→ Exercise aim
Pick out all lines of the entries that include the word "title" and copy them.

Data records
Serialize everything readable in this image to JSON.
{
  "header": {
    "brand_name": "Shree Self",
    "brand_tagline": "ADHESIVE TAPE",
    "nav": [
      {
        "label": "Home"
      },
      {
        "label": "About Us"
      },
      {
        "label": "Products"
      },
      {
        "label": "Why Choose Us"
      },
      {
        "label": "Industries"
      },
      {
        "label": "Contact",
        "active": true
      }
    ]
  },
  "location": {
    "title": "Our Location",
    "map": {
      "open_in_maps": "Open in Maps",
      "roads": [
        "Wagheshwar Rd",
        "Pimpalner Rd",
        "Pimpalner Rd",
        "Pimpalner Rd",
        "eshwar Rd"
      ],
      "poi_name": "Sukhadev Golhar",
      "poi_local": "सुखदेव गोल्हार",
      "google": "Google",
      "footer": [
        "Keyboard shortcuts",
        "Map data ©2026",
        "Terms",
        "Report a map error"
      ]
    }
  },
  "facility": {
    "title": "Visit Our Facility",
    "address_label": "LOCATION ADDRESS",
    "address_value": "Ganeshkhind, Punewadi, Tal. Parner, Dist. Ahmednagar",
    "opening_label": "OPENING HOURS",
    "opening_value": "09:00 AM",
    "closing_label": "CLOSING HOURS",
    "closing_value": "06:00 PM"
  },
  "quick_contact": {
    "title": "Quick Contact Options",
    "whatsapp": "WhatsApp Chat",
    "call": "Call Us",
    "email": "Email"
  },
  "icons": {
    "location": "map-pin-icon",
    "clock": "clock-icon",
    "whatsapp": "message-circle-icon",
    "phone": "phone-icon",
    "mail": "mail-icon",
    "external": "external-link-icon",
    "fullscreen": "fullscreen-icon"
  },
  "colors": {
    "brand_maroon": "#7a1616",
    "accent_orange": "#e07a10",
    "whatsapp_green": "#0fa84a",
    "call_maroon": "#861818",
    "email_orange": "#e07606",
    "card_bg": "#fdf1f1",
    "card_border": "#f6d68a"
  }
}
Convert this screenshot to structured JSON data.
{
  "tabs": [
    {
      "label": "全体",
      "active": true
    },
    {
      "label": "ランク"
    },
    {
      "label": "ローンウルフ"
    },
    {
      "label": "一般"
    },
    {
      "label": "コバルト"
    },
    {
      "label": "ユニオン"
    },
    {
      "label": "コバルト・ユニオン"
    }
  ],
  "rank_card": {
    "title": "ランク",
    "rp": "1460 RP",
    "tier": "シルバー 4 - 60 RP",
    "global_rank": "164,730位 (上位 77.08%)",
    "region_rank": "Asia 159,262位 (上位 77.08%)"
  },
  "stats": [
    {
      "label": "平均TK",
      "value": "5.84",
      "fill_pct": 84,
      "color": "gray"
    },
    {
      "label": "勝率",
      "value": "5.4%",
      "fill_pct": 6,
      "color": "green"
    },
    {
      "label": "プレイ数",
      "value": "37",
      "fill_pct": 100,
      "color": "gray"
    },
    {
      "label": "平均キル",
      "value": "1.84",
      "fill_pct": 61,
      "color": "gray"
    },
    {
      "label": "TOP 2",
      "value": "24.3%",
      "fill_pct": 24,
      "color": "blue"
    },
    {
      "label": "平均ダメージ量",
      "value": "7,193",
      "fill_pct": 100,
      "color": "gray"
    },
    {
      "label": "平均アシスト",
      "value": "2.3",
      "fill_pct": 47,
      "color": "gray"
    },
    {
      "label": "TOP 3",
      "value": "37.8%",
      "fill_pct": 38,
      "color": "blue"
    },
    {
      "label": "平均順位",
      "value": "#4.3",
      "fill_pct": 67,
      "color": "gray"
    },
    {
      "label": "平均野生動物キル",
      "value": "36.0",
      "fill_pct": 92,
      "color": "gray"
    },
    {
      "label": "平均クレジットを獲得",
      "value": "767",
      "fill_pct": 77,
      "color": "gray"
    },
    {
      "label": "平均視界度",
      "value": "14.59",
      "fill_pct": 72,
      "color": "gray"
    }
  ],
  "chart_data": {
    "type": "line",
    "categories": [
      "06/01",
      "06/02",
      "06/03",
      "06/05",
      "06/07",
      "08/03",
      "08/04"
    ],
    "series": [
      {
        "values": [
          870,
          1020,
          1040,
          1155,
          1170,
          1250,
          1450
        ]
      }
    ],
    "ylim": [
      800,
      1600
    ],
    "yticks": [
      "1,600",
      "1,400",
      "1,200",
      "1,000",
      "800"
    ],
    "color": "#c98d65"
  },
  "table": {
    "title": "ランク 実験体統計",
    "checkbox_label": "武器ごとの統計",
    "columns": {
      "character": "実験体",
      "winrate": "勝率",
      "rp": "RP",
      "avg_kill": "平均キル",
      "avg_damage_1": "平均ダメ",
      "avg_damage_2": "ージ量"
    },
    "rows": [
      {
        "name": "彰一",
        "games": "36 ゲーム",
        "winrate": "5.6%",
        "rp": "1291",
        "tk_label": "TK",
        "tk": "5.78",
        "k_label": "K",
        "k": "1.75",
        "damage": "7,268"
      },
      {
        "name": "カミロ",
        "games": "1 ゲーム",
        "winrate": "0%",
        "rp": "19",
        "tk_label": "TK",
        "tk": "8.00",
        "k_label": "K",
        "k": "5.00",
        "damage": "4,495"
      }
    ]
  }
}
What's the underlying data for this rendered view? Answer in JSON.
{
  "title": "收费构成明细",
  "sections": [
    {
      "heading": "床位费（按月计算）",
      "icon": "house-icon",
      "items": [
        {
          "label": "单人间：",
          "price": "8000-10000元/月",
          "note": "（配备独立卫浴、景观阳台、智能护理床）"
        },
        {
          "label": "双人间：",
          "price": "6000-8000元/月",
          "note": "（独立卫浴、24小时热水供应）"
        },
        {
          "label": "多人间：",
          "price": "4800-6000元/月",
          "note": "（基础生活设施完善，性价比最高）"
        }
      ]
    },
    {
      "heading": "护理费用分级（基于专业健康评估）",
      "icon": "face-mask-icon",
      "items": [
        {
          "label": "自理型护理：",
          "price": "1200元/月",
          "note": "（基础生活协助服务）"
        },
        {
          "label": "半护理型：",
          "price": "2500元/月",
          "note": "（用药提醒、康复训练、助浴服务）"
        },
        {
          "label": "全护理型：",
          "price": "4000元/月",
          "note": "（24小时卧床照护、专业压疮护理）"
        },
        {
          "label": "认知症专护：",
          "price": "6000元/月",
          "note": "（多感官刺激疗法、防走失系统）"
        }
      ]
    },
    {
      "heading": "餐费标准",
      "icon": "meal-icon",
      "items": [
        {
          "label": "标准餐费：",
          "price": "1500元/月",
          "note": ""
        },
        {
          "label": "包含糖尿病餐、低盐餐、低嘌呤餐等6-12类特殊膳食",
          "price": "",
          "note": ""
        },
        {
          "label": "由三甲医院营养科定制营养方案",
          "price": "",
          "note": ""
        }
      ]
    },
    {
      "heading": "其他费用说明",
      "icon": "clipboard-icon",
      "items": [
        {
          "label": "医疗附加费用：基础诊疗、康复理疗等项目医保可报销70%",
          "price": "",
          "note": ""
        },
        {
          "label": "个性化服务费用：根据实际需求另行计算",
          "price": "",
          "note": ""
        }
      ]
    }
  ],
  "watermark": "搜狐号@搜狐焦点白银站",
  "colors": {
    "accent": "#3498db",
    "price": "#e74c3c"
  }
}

→ Output for this exercise
    "title": "Our Location",
    "title": "Visit Our Facility",
    "title": "Quick Contact Options",
    "title": "ランク",
    "title": "ランク 実験体統計",
  "title": "收费构成明细",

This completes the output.